> [Stated problem]:
Locate and copy each line in the data that contains the word "COMEX黄金".

::::::::

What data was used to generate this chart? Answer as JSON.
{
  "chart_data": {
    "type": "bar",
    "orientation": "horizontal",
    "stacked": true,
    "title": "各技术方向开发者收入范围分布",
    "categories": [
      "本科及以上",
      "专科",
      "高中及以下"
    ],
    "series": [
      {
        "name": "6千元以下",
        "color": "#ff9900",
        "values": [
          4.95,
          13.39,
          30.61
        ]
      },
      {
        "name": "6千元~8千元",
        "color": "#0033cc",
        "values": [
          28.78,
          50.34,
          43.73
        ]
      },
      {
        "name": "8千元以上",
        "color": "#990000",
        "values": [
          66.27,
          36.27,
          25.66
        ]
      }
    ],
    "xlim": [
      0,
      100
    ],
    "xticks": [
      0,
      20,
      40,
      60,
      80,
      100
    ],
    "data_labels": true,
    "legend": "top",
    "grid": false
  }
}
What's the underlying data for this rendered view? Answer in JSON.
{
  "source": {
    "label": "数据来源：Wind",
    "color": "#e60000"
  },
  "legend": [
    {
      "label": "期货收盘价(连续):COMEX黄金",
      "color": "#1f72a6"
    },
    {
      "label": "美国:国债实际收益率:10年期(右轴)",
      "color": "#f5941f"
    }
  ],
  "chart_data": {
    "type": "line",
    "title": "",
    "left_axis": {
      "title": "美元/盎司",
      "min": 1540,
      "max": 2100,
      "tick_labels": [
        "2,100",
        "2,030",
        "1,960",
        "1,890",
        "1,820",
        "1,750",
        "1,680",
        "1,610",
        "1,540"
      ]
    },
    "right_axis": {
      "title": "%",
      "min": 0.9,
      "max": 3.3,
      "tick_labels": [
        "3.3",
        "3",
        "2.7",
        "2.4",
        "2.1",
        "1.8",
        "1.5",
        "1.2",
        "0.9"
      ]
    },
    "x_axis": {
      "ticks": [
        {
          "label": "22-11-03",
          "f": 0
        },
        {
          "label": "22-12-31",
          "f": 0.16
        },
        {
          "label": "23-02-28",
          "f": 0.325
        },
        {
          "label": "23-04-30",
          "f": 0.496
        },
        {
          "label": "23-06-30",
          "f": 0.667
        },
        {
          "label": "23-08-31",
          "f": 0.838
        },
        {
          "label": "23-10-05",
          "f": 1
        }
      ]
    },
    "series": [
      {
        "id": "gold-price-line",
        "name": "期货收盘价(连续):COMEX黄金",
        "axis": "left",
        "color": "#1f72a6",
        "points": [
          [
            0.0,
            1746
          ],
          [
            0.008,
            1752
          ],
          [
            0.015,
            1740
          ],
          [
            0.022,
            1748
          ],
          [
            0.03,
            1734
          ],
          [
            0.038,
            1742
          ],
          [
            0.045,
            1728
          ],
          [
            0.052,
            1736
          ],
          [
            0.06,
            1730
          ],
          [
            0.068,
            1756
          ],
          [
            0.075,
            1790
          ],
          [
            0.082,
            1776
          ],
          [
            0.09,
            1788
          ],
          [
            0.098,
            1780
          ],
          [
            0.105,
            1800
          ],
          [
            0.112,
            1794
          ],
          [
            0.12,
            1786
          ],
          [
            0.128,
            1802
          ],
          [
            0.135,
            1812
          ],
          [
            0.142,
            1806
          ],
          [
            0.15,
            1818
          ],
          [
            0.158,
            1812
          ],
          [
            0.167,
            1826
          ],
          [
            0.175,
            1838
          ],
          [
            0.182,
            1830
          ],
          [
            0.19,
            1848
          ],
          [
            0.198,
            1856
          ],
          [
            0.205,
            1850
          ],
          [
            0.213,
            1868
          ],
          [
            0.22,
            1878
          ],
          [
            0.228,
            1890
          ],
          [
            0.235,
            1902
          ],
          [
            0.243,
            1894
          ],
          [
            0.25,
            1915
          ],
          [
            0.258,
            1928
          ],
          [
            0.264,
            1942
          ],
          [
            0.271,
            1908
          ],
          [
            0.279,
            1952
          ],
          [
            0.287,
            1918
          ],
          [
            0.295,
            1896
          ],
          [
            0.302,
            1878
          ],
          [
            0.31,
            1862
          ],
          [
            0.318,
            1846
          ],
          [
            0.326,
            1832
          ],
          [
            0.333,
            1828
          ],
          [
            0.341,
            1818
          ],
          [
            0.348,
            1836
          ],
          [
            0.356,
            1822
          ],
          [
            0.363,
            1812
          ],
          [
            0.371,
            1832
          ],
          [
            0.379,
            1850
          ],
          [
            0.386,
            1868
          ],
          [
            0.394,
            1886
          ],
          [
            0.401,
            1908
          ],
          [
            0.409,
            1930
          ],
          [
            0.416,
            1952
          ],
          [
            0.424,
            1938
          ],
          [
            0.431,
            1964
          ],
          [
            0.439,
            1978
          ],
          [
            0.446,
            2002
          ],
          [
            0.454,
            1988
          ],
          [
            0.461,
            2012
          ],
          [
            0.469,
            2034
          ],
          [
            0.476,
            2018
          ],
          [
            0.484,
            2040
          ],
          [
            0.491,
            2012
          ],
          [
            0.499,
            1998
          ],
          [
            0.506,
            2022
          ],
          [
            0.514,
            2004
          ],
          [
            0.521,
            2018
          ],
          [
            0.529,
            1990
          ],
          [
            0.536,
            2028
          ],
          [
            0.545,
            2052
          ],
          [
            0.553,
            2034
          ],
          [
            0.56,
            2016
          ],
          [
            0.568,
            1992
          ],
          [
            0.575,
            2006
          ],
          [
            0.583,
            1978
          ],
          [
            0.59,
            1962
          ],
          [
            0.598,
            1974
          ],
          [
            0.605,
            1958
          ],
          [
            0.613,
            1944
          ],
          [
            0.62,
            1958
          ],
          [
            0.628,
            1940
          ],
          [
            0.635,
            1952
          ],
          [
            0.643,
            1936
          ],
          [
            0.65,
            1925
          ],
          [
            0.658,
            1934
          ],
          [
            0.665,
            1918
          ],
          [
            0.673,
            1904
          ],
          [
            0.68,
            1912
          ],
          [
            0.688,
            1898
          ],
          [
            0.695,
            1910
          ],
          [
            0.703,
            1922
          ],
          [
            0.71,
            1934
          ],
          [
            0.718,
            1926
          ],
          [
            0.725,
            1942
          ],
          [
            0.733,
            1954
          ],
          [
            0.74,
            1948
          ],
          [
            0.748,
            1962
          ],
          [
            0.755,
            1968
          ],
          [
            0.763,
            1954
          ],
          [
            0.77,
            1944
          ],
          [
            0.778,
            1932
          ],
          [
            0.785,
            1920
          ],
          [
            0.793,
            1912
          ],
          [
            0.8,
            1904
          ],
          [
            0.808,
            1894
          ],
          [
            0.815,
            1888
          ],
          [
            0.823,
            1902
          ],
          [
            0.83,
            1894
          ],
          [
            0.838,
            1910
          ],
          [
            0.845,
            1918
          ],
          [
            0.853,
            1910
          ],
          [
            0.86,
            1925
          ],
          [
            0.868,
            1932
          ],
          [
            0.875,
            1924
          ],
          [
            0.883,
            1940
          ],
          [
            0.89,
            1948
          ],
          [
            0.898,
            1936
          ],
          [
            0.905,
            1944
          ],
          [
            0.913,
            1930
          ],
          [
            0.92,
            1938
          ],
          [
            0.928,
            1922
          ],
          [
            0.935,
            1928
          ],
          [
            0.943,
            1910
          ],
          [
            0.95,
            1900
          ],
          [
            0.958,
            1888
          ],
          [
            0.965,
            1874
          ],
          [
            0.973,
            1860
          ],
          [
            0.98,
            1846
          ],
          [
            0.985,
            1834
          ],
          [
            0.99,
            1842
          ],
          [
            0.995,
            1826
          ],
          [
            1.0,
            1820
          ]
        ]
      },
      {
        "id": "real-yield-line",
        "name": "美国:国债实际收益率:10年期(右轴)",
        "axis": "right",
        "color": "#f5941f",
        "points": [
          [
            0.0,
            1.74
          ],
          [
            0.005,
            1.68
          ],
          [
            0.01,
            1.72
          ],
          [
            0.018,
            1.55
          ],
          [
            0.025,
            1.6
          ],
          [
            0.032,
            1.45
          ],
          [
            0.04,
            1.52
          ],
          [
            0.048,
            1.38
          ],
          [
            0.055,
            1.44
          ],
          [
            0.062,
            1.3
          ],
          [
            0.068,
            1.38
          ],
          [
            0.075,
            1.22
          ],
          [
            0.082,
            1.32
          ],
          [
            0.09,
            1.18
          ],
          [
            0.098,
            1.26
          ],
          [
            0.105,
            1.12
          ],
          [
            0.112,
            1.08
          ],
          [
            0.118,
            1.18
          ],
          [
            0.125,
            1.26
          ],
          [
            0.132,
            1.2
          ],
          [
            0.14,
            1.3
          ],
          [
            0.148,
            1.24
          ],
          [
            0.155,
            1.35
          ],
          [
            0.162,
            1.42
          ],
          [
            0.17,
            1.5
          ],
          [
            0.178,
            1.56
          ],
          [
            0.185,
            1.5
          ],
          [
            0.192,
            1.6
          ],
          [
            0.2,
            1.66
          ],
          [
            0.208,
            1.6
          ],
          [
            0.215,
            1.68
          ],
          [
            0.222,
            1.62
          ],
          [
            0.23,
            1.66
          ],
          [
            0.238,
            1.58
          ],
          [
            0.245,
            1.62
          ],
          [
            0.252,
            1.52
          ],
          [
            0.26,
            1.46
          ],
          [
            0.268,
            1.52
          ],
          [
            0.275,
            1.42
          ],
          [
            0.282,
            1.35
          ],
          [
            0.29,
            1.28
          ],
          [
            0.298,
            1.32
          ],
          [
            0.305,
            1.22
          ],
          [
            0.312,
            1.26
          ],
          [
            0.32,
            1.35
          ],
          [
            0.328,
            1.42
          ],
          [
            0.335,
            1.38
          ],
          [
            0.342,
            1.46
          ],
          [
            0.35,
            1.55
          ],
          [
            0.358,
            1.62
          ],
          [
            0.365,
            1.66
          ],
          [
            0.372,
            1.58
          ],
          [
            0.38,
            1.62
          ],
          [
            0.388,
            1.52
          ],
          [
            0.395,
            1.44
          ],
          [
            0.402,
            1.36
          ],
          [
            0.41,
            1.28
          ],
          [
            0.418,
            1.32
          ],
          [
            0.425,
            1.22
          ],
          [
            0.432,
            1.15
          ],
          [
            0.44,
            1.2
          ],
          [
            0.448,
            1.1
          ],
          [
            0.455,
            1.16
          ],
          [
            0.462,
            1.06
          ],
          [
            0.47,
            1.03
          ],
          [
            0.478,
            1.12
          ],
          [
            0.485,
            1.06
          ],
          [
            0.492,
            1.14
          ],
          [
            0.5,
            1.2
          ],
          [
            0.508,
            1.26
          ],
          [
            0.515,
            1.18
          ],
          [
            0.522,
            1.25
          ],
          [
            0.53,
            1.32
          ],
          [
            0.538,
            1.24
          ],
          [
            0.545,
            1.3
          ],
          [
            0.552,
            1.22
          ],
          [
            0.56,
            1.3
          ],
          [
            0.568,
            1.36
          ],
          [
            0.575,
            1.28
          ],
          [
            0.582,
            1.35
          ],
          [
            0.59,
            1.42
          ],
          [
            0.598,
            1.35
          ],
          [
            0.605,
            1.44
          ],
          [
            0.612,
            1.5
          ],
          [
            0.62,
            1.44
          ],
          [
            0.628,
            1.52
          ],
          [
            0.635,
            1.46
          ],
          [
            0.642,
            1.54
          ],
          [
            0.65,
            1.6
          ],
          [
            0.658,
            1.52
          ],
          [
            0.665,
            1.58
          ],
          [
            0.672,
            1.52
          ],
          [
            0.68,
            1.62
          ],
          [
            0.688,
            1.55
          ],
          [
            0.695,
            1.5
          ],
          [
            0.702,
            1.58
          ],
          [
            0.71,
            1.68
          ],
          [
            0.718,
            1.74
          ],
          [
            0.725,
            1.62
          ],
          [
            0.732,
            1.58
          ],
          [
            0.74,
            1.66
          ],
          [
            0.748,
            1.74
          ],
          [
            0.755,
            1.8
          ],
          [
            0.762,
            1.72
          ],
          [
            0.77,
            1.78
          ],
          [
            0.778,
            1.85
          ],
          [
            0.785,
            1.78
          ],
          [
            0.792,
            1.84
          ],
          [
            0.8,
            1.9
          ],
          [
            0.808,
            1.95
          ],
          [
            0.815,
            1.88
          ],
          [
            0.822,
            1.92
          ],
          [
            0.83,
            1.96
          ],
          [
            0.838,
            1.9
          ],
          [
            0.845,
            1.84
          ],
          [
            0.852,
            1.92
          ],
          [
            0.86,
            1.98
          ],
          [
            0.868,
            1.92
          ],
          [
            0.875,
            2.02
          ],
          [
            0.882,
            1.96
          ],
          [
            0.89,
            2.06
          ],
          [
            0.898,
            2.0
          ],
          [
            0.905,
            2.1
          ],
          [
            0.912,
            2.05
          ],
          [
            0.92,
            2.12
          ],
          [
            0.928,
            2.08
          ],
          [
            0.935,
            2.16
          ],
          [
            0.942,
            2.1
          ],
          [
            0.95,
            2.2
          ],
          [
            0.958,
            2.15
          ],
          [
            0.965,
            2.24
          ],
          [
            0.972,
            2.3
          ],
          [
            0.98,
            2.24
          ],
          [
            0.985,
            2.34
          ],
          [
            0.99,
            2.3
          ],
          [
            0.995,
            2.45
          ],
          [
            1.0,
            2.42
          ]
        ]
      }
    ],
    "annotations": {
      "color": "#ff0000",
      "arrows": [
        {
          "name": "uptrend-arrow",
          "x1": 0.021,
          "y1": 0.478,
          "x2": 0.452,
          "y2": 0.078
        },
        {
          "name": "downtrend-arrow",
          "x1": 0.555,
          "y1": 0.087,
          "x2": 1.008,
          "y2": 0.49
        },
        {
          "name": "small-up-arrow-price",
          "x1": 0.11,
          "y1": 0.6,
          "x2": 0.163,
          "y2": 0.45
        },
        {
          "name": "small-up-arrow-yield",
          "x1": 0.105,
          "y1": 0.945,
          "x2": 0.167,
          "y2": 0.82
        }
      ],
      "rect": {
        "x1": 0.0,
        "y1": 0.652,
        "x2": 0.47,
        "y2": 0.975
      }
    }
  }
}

::::::::

> [Task output]:
      "label": "期货收盘价(连续):COMEX黄金",
        "name": "期货收盘价(连续):COMEX黄金",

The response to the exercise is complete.